Von Thomas Balbierer

Zwei Polizisten sind tot, erschossen bei einer zufälligen Fahrzeugkontrolle im rheinland-pfälzischen Kusel. Um zu vertuschen, dass er und ein Komplize zuvor Wildtiere illegal gejagt und getötet hatten, feuerte ein 38-Jähriger am frühen Morgen des 31. Januar 2022 mit einer Schrotflinte und einem Jagdgewehr mehrmals auf eine junge Polizeianwärterin und einen Oberkommissar. Er traf beide am Kopf, sie überlebten den Schusswechsel nicht. Der Doppelmord von Kusel löste öffentliches Entsetzen aus, das Motiv der blutigen Tat war kaum zu begreifen. Doch neben Anteilnahme und Bestürzung machte sich im Internet bald auch eine ganz andere Stimmung breit: Hass. "Das geschieht denen recht!!!!!!!!Voll geil", schrieb ein Nutzer aus Bayern auf Facebook und fügte sieben Tränen lachende Smileys hinzu. Ein anderer kommentierte: "zwei grüne weniger was soll's".

Es ist nur ein winziger Ausschnitt aus einer Gedankenwelt, die von brutaler Rohheit zeugt. Die Posts sind am Donnerstag in einer Präsentation der Münchner Staatsanwältin Teresa Ott zu sehen. Die sogenannte Hate-Speech-Beauftragte der bayerischen Justiz zeigte diese und weitere Beispiele von Hass im Internet, um deutlich zu machen: Wer sich menschenverachtend, gewaltverherrlichend oder hetzerisch äußert, muss mit Strafen rechnen - auch im digitalen Raum. Die Urheber der Facebook-Posts seien juristisch verfolgt worden.

Und nicht nur sie. In insgesamt 2435 Fällen von Hasskriminalität im Internet ist Bayerns Justiz im vergangenen Jahr tätig geworden, wie aus einer am Donnerstag von Staatsminister Georg Eisenreich (CSU) präsentierten Bilanz hervorgeht. In den meisten Fällen (401) geht es um fremdenfeindliche Inhalte. "Hass und Hetze halten sich im Internet auf erschreckend hohem Niveau", konstatierte Eisenreich. Im Vorjahr lag die Zahl der Ermittlungsverfahren bei 2317. Doch die Statistik bildet wohl nur einen Bruchteil der tatsächlich kursierenden strafrechtlich relevanten Darstellungen ab. Wie die Hate-Speech-Beauftragte Ott sagte, sei das "Dunkelfeld sehr hoch", zu wenige Fälle würden überhaupt angezeigt. Und auch die angezeigten bleiben häufig ohne Konsequenzen: 840 Ermittlungen musste die Justiz im vergangenen Jahr einstellen - weil beispielsweise kein Täter zu ermitteln war.

===============

• _ARBEITSAUFTRÄGE_:
**A)** Wiederholen Sie den Wortlaut des Artikels über Hasskriminalität im Internet zwischen „Und nicht nur“ und „Täter zu ermitteln war.“, beide Stellen eingeschlossen.
**B)** Beantworten Sie anhand des Artikels über Hasskriminalität im Internet die folgenden Fragen:
(i) Mit welchen Waffen feuerte der 38-Jährige auf die beiden Polizisten?
(ii) Wie hoch lag die Zahl der Ermittlungsverfahren im Vorjahr?
(iii) Wie viele Ermittlungen musste die Justiz im vergangenen Jahr einstellen?
**C)** Führen Sie den Artikel über Hasskriminalität im Internet im Anschluss an seinen letzten Satz fort.

===============

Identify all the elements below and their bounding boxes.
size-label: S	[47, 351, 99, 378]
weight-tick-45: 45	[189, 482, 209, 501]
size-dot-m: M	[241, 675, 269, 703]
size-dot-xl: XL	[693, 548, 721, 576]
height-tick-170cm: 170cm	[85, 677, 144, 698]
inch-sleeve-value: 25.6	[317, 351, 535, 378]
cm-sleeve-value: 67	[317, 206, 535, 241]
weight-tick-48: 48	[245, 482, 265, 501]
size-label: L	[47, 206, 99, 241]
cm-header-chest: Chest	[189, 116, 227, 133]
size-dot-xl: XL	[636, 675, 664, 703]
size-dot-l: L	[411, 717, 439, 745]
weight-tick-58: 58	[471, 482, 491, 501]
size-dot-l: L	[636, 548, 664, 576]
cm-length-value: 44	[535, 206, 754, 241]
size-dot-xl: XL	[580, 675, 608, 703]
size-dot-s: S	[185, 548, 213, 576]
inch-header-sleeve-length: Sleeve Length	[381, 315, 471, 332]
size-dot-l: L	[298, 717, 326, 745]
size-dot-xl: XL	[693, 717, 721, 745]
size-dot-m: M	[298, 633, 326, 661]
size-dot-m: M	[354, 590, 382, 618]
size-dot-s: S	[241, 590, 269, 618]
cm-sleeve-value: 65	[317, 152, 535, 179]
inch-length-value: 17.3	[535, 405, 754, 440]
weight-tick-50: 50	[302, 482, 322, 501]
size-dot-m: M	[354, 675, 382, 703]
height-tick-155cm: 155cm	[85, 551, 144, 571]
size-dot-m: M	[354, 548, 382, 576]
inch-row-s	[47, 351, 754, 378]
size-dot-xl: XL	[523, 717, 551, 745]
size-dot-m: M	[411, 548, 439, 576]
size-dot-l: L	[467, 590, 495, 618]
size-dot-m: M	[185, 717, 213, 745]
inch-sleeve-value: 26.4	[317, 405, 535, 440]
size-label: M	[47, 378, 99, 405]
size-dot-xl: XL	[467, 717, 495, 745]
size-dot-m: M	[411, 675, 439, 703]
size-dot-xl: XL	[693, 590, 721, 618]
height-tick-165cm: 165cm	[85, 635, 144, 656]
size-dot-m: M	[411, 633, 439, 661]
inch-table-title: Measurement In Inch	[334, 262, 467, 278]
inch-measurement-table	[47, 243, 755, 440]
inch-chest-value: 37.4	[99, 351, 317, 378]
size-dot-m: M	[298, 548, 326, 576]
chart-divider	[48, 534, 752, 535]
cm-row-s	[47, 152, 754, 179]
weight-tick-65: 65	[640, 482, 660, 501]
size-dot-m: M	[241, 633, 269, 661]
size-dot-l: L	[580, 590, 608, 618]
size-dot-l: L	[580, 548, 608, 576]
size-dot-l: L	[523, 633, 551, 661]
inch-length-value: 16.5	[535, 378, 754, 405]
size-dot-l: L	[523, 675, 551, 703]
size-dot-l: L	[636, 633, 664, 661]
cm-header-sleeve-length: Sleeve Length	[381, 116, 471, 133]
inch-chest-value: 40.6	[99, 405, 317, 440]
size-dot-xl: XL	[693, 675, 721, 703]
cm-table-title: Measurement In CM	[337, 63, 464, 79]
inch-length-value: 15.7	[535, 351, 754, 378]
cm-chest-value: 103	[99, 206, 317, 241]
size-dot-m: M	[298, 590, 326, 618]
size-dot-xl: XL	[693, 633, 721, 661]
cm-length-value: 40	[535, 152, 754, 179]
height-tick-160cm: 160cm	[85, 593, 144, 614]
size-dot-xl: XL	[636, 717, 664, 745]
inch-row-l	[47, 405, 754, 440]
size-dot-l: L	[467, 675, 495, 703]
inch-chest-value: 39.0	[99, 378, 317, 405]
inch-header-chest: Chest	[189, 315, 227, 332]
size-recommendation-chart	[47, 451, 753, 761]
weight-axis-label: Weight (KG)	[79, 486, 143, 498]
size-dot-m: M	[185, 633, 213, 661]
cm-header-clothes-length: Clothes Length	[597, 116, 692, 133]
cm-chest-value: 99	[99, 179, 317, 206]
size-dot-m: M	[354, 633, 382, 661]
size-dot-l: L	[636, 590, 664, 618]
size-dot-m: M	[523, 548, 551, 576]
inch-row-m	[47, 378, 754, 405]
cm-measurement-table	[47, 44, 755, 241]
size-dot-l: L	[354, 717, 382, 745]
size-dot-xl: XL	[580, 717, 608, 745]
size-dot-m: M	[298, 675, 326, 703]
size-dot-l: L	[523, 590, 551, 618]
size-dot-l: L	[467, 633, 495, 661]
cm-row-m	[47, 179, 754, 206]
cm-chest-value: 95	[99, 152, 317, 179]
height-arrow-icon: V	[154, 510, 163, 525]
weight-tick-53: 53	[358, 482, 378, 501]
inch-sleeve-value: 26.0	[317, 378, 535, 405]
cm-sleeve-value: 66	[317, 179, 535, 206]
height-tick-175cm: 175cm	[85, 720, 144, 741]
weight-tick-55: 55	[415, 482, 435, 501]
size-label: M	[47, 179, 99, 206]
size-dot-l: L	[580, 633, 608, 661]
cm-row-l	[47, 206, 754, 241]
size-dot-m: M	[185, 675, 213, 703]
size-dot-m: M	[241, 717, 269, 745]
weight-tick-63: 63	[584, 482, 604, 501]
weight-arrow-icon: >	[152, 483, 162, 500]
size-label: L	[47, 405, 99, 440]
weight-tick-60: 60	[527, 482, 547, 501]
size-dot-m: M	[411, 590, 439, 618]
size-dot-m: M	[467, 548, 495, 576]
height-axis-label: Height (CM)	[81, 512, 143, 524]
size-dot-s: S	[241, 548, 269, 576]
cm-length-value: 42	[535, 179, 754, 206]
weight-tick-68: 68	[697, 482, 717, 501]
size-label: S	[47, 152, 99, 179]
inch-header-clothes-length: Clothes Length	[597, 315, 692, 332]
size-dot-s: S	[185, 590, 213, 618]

===============

• _ERGEBNISSE JE AUFGABE_:
**A)**
Und nicht nur sie. In insgesamt 2435 Fällen von Hasskriminalität im Internet ist Bayerns Justiz im vergangenen Jahr tätig geworden, wie aus einer am Donnerstag von Staatsminister Georg Eisenreich (CSU) präsentierten Bilanz hervorgeht. In den meisten Fällen (401) geht es um fremdenfeindliche Inhalte. "Hass und Hetze halten sich im Internet auf erschreckend hohem Niveau", konstatierte Eisenreich. Im Vorjahr lag die Zahl der Ermittlungsverfahren bei 2317. Doch die Statistik bildet wohl nur einen Bruchteil der tatsächlich kursierenden strafrechtlich relevanten Darstellungen ab. Wie die Hate-Speech-Beauftragte Ott sagte, sei das "Dunkelfeld sehr hoch", zu wenige Fälle würden überhaupt angezeigt. Und auch die angezeigten bleiben häufig ohne Konsequenzen: 840 Ermittlungen musste die Justiz im vergangenen Jahr einstellen - weil beispielsweise kein Täter zu ermitteln war.

**B)**
(i) Mit einer Schrotflinte und einem Jagdgewehr.
(ii) Bei 2317.
(iii) 840.

**C)**
Was bei der Bilanz heraussticht: Die rasant gestiegene Zahl der Verfahren, in denen ein antisemitischer Hintergrund eine Rolle spielt. Sie ist im Vergleich zu 2021 um 78 Prozent auf 387 angewachsen - was vor allem an Verschwörungserzählungen im Zusammenhang mit der Corona-Pandemie liegt, die wild auf Facebook, Telegram und Co. wuchern.

Mit dem Krieg in der Ukraine habe der Hass einen "zusätzlichen Nährboden" bekommen

Die leise Hoffnung, dass die Verrohung im Netz nach dem Wegfall vieler Corona-Einschränkungen nachlasse, habe sich nicht erfüllt. Mit dem Krieg in der Ukraine habe der Hass stattdessen einen "zusätzlichen Nährboden" bekommen, so Justizminister Eisenreich. Er sieht in der Vergiftung des Meinungsklimas eine "Gefahr für die Demokratie". Deshalb hat er die Strafverfolgung auf mehreren Ebenen forciert.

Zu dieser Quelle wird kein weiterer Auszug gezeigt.